**Written problem:** Filter the records below down to lines containing "this".

**Record extracts:**
Begin
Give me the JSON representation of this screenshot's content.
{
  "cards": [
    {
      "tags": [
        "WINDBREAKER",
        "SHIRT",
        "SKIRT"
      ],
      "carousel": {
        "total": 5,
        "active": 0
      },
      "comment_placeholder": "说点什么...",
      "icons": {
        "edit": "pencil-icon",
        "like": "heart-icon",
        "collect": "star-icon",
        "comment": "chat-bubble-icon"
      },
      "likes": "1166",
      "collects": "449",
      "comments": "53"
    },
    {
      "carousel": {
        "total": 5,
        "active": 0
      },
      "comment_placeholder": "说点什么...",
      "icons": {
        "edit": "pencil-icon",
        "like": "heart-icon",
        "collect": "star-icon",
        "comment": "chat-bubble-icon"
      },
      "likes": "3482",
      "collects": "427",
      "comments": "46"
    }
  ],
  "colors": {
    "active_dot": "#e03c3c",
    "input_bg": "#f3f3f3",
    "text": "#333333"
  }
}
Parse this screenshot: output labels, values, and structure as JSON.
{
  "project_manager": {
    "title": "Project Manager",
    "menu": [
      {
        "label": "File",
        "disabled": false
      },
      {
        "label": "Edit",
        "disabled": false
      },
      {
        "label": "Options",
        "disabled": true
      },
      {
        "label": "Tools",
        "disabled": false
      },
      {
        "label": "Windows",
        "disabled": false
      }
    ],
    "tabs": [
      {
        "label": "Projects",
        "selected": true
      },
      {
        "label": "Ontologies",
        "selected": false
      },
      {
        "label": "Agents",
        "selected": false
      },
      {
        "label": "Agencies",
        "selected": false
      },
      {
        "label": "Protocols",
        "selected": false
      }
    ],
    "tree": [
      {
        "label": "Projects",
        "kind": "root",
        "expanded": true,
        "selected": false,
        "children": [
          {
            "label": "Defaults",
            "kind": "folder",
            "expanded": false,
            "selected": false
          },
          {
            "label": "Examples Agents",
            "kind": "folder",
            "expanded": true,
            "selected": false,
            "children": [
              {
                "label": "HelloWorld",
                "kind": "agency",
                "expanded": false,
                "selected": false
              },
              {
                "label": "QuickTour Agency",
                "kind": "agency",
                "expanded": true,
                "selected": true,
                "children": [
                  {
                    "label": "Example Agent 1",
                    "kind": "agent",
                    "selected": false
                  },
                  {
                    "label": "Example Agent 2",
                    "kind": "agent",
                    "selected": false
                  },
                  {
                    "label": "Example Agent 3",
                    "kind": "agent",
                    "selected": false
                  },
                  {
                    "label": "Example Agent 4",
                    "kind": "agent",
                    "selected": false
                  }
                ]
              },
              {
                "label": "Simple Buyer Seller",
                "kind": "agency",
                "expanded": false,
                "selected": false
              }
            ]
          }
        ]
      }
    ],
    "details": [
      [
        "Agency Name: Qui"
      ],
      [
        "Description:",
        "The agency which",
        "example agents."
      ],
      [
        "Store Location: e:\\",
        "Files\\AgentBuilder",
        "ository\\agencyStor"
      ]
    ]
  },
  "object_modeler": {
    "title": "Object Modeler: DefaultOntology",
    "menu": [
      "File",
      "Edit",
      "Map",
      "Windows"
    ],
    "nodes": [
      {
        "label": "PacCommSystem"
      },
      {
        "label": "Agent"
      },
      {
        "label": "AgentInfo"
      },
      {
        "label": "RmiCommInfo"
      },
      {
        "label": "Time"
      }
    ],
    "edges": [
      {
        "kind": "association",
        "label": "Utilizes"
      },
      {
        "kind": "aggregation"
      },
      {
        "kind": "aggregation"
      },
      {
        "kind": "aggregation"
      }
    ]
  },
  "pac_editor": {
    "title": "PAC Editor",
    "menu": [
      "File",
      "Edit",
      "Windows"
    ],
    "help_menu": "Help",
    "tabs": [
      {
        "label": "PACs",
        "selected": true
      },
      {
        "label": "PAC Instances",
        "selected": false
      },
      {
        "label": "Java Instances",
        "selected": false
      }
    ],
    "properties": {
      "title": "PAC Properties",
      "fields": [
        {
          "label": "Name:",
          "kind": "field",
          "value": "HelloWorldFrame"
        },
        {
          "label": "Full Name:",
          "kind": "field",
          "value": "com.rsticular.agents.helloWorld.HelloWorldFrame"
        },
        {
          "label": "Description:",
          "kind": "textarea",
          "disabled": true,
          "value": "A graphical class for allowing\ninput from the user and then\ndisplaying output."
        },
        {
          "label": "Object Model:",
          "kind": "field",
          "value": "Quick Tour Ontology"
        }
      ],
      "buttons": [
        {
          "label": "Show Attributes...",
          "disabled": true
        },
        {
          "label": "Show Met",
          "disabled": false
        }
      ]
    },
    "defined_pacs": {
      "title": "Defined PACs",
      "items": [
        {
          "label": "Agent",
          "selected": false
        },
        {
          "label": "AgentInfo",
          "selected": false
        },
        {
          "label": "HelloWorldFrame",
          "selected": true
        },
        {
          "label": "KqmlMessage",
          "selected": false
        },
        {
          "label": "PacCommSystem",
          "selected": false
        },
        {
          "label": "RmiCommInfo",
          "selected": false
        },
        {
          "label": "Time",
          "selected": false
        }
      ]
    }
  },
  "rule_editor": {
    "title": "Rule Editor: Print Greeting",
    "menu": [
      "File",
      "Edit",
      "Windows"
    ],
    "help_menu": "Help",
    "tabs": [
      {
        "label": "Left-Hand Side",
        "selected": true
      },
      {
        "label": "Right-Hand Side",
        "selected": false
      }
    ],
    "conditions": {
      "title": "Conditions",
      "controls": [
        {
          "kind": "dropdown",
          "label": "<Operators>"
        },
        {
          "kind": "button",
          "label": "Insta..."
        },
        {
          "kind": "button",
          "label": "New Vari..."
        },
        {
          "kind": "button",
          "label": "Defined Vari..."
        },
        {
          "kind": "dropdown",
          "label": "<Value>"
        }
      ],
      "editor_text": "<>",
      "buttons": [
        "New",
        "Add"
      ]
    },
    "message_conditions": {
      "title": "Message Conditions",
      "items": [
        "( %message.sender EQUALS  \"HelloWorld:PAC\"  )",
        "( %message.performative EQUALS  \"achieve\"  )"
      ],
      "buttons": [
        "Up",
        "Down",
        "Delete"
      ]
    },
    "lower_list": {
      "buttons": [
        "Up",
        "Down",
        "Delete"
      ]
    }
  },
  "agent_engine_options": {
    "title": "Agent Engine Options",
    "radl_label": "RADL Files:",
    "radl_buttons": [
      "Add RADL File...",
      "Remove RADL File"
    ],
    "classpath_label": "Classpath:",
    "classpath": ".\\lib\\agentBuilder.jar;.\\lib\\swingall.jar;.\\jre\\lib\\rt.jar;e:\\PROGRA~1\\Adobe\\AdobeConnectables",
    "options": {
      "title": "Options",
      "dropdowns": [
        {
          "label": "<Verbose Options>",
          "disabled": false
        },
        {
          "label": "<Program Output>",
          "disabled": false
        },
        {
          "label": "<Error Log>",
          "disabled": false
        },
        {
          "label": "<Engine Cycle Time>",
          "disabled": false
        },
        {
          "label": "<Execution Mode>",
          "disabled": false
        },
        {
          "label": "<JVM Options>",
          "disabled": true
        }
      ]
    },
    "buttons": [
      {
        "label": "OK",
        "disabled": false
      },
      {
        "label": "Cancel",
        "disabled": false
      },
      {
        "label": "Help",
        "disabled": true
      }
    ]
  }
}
End
**Finished answer:**
Give me the JSON representation of this screenshot's content.
Parse this screenshot: output labels, values, and structure as JSON.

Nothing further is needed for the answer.